Required task -> Can you find the lines of the listing that include "those" and copy every one?

***** Supplied records

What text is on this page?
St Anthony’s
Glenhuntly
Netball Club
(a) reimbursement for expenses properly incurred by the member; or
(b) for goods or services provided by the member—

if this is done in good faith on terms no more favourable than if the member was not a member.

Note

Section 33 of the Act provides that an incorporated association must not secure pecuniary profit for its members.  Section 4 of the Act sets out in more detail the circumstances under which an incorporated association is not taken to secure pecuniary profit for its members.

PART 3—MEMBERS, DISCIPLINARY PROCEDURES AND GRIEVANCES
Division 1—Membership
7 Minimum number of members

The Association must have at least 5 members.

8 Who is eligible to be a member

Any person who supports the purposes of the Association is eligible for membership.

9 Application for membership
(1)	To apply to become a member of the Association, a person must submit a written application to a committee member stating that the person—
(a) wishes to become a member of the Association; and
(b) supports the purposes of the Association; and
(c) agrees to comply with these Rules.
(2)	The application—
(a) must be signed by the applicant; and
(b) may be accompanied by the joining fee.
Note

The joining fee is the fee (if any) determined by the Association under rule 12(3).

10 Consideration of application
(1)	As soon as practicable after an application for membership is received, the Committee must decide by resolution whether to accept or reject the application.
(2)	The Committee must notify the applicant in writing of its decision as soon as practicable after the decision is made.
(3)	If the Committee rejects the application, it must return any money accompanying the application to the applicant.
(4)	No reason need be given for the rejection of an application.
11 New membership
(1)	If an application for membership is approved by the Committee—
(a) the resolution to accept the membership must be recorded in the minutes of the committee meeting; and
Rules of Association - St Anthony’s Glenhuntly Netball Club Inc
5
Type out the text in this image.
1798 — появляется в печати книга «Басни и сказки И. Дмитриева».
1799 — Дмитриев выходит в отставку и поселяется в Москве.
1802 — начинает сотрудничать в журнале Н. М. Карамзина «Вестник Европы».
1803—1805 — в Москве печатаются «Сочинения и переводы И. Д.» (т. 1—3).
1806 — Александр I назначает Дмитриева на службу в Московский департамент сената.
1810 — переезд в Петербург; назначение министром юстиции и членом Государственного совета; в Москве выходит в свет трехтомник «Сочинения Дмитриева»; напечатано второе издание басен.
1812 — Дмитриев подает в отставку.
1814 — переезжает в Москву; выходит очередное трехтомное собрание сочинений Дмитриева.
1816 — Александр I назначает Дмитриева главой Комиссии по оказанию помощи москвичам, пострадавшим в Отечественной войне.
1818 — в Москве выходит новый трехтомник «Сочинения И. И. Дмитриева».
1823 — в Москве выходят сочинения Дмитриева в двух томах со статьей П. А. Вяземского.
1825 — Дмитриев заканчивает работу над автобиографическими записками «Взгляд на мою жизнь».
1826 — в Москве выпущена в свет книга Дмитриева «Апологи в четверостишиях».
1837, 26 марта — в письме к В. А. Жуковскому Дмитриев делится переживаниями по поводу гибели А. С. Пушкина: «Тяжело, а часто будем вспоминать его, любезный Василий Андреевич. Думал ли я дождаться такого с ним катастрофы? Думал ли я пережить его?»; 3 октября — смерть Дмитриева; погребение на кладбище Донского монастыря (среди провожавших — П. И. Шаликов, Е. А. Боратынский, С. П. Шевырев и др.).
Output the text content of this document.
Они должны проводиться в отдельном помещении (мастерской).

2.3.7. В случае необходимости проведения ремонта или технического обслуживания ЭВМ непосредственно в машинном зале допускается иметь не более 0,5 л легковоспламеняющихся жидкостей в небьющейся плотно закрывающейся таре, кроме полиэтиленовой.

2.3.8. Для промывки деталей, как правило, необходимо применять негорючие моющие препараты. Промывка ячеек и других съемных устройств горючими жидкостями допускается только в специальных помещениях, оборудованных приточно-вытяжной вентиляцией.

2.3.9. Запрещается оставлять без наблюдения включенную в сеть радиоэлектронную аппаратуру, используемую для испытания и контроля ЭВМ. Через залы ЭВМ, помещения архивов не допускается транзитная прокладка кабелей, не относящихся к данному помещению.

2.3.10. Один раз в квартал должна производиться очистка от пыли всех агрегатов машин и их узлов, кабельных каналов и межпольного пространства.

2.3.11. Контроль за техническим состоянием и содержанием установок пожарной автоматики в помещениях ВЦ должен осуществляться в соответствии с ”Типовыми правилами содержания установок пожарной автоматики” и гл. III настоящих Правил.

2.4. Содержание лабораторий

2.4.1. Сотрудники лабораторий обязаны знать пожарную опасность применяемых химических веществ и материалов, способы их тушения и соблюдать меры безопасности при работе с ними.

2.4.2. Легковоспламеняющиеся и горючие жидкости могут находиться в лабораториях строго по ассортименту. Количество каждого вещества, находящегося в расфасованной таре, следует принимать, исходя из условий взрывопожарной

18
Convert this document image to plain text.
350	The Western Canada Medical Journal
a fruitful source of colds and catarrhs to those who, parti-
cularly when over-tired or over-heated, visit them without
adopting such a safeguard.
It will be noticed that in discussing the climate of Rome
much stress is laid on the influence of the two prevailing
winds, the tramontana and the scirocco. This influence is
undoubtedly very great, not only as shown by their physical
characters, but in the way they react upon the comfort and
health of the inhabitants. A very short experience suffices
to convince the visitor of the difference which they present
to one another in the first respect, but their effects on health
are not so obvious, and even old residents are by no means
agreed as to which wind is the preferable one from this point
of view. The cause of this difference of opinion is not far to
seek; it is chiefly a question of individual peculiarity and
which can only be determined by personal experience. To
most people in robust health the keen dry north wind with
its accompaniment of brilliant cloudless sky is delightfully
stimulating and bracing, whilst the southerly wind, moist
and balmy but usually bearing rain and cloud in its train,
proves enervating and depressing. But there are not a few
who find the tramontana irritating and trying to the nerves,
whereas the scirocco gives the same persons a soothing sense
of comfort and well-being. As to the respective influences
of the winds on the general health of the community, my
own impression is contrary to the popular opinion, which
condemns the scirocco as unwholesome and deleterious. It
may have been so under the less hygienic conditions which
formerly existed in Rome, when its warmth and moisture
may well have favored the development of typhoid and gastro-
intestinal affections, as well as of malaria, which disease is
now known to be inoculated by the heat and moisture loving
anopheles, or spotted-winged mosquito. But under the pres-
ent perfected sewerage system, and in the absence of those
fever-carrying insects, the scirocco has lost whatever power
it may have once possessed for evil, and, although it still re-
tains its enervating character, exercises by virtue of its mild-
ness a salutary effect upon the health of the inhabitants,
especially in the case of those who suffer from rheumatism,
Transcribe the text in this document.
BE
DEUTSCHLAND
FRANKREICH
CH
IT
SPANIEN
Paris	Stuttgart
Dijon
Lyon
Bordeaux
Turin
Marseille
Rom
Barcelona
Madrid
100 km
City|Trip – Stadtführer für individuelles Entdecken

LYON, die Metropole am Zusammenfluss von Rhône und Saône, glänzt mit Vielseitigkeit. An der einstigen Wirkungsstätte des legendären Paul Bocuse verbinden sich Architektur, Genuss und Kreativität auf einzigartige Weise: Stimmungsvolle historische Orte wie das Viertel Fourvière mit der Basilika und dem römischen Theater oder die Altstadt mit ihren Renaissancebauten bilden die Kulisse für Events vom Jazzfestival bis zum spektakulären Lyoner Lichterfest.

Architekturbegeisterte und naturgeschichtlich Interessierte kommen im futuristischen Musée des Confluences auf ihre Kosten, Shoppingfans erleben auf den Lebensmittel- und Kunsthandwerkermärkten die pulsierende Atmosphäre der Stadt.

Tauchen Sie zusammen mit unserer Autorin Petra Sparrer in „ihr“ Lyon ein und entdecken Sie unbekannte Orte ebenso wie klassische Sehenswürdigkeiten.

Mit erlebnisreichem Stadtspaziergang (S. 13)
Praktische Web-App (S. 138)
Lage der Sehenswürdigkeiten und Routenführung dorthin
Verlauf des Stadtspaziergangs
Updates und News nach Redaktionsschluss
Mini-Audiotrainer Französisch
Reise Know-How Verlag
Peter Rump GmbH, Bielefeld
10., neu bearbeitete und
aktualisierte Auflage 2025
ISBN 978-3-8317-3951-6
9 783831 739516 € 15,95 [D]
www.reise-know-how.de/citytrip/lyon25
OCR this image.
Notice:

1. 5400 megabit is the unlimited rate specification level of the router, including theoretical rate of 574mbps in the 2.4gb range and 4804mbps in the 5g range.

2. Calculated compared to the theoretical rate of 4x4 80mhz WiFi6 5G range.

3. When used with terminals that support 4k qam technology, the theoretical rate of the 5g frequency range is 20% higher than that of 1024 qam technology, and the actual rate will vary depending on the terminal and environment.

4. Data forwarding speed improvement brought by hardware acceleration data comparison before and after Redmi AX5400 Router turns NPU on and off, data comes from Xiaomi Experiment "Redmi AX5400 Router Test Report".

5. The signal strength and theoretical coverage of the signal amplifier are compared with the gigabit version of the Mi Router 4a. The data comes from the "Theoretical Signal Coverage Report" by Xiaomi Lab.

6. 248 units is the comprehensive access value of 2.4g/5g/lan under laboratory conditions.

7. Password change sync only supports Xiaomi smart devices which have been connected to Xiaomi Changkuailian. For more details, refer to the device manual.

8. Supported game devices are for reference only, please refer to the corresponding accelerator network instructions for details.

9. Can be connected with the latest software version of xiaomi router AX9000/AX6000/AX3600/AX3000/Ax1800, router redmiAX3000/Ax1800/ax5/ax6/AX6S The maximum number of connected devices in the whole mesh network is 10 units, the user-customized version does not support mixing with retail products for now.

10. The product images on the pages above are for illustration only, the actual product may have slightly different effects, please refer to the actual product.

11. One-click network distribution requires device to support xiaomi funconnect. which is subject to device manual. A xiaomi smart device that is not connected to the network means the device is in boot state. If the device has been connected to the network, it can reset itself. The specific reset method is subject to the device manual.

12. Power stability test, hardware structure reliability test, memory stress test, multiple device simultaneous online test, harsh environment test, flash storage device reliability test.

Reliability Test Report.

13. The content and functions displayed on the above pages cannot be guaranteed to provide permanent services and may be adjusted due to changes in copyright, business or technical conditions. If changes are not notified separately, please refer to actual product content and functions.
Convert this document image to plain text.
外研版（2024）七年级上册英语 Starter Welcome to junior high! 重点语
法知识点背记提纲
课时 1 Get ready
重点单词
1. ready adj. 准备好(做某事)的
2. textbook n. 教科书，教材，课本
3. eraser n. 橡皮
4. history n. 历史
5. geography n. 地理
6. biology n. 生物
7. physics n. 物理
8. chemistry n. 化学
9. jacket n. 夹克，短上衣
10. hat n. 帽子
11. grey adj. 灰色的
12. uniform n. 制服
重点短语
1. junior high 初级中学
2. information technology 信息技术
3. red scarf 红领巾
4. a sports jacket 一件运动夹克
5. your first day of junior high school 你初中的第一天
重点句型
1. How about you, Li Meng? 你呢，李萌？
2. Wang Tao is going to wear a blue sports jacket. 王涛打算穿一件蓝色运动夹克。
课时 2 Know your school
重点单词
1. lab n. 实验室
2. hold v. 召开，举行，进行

**********

Answer to this task ->
a fruitful source of colds and catarrhs to those who, parti-
ent perfected sewerage system, and in the absence of those
especially in the case of those who suffer from rheumatism,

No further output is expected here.